(Stated task) Pick out each line of the records that includes the string "perfection", and copy it.

[A run of records]
=-=-=-=-=
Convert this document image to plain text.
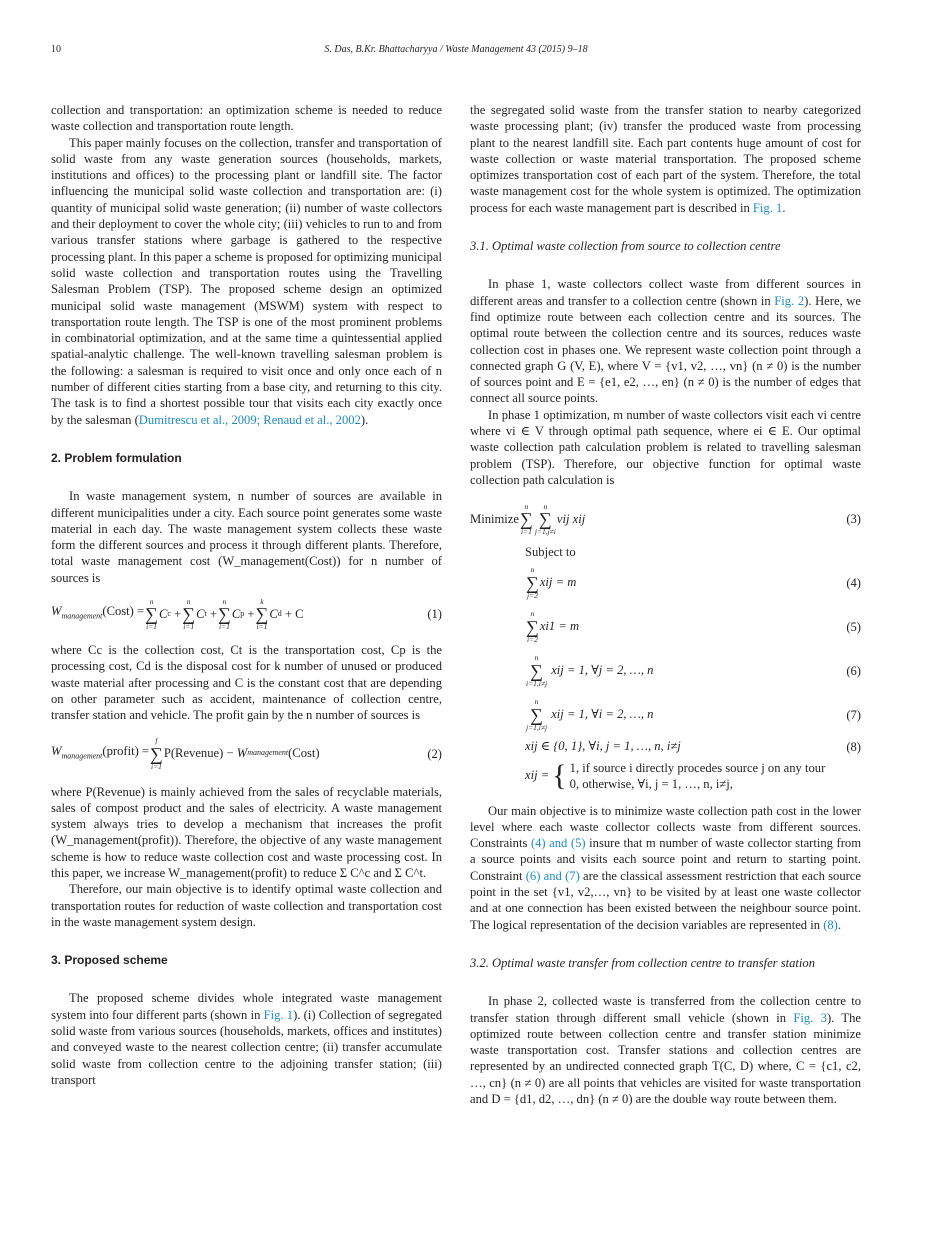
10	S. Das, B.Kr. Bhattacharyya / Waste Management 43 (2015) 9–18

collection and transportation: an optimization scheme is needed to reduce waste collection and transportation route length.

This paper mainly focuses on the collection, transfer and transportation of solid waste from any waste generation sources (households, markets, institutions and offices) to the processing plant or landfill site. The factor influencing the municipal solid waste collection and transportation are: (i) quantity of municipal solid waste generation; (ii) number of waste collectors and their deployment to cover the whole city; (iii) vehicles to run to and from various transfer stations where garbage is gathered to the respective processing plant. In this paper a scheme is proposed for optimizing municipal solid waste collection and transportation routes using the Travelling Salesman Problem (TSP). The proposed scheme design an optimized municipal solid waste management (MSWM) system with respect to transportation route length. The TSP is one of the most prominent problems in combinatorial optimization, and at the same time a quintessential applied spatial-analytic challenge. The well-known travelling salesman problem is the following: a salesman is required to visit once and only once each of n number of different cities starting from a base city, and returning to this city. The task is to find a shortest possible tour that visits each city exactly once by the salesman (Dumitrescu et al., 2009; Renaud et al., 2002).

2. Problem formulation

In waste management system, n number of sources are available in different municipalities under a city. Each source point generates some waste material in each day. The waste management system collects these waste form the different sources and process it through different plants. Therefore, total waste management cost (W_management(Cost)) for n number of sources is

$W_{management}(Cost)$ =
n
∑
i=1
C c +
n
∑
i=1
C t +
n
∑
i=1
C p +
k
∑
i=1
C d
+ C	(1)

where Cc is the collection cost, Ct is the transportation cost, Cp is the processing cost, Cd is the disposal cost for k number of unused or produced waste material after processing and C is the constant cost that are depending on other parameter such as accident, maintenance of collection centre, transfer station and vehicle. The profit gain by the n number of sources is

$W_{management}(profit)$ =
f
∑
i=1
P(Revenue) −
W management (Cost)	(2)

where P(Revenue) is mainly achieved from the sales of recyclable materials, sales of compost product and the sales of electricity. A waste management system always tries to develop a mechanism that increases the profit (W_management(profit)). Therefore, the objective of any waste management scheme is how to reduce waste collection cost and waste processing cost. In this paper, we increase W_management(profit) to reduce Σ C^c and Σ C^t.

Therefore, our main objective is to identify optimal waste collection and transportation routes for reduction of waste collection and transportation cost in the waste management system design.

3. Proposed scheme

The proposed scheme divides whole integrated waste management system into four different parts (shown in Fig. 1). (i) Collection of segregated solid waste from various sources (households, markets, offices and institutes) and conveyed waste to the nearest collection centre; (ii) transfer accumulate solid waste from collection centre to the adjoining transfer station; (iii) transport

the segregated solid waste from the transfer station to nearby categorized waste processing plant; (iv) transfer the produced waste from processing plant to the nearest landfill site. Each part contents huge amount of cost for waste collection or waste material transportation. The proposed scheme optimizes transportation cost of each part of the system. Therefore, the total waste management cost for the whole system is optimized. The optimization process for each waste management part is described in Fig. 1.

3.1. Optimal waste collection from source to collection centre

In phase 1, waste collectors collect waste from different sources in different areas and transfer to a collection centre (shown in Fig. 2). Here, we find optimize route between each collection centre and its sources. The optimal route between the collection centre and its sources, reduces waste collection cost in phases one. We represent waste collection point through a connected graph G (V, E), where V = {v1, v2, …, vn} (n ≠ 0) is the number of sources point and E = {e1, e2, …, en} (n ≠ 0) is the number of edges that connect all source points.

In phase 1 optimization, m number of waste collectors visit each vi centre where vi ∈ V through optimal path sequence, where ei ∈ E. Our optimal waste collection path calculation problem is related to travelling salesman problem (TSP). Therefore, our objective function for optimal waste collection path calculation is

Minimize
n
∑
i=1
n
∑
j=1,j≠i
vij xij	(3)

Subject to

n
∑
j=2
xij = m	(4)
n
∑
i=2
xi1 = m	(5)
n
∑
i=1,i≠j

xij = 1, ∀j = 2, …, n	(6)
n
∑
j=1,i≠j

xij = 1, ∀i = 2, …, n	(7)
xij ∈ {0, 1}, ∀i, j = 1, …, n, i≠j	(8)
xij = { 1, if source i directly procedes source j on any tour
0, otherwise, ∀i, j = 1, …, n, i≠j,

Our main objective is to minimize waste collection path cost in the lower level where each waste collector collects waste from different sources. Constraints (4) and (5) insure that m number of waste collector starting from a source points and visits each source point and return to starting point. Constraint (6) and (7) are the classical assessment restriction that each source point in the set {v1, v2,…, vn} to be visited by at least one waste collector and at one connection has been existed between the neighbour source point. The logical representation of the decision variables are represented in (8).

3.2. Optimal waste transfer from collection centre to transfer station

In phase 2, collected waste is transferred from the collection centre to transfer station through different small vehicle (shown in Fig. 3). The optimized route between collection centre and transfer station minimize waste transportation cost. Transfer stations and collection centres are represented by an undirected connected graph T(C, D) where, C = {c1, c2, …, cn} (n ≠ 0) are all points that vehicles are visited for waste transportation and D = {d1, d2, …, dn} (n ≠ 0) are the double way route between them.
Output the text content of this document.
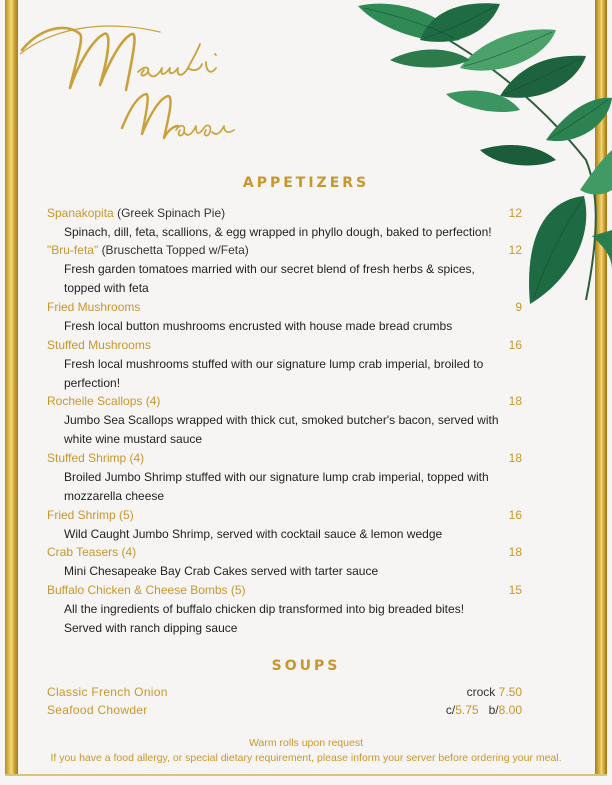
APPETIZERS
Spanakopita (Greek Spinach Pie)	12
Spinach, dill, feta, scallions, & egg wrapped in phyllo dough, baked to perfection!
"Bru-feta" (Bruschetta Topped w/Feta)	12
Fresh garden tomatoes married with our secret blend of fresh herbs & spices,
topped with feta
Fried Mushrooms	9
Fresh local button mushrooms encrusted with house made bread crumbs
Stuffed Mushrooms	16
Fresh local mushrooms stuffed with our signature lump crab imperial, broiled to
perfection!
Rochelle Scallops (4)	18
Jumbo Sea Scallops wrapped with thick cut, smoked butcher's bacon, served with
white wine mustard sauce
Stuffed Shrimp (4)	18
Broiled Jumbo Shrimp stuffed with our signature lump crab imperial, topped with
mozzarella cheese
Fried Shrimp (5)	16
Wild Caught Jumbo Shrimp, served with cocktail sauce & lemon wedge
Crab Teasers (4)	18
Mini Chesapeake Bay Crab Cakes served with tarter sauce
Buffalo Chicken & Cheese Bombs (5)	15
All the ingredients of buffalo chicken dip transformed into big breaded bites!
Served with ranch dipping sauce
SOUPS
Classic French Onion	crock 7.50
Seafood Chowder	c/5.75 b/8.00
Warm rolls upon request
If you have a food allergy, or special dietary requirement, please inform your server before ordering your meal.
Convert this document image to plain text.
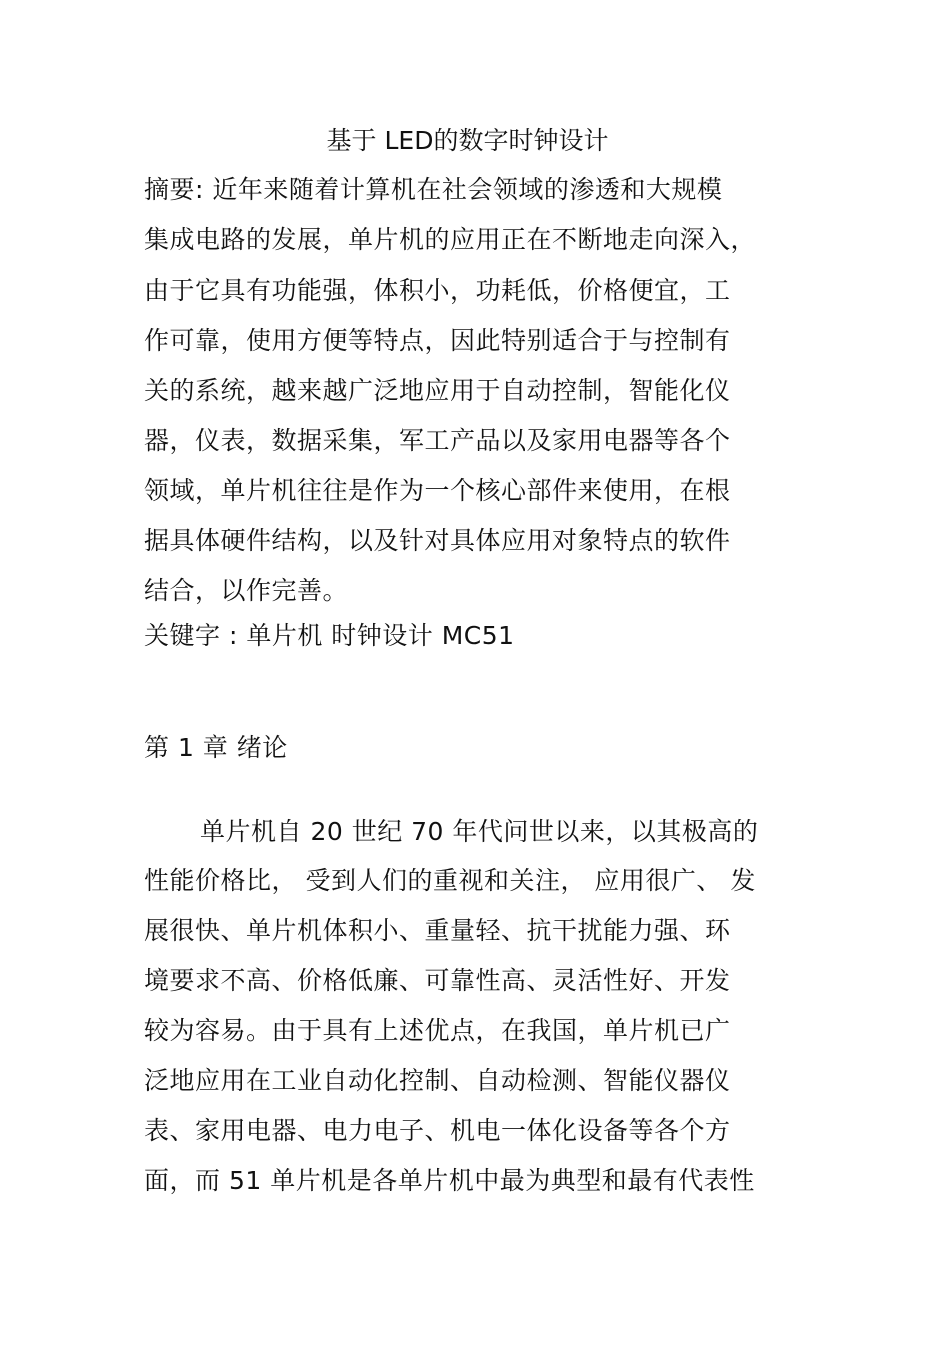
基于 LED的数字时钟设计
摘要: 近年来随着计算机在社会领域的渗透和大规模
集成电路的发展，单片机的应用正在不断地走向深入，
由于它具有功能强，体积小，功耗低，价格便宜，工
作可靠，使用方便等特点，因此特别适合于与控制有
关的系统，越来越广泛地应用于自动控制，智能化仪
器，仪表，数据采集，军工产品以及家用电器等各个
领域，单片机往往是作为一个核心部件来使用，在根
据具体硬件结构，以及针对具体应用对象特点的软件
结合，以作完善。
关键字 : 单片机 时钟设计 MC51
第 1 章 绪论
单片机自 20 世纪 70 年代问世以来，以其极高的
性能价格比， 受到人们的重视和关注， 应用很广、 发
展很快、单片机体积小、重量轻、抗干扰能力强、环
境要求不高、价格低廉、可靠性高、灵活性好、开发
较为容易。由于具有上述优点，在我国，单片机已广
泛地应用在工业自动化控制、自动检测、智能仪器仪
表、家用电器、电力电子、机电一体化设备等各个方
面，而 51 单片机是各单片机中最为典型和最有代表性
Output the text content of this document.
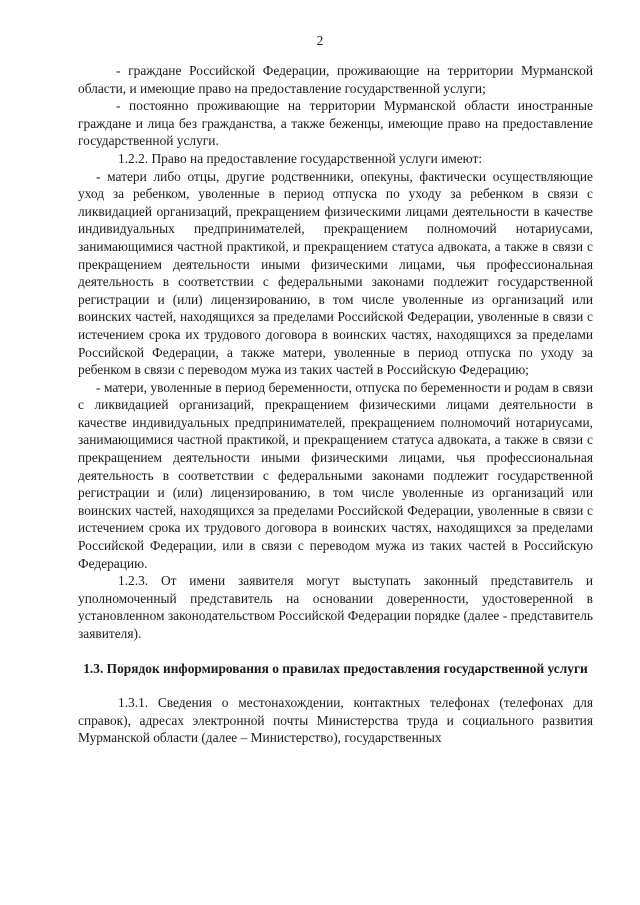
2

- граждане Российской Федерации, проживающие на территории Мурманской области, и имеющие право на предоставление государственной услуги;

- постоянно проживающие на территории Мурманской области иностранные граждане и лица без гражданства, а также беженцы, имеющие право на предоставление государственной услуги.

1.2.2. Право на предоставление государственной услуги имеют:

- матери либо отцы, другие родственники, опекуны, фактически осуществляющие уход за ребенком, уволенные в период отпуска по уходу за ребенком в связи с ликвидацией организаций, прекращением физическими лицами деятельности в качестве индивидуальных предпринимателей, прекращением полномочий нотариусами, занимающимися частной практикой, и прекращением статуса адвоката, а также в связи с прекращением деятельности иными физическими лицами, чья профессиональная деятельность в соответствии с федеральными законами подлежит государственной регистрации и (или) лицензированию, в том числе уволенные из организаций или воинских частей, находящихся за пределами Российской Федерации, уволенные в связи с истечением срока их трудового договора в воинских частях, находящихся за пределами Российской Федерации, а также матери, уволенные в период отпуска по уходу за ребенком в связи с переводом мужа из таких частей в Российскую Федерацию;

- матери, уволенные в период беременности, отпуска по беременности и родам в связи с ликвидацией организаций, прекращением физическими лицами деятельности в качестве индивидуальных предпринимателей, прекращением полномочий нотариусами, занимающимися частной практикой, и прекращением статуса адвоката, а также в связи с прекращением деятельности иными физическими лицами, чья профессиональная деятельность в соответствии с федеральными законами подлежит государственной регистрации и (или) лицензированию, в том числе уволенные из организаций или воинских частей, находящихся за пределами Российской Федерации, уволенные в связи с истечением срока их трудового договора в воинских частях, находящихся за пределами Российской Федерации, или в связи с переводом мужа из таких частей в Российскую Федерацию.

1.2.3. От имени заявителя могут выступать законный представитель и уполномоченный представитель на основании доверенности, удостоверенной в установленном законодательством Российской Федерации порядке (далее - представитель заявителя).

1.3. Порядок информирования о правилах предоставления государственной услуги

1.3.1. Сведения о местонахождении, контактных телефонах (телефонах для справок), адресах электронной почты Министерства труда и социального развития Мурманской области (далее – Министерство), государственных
=-=-=-=-=
(Complete output)
Spinach, dill, feta, scallions, & egg wrapped in phyllo dough, baked to perfection!
perfection!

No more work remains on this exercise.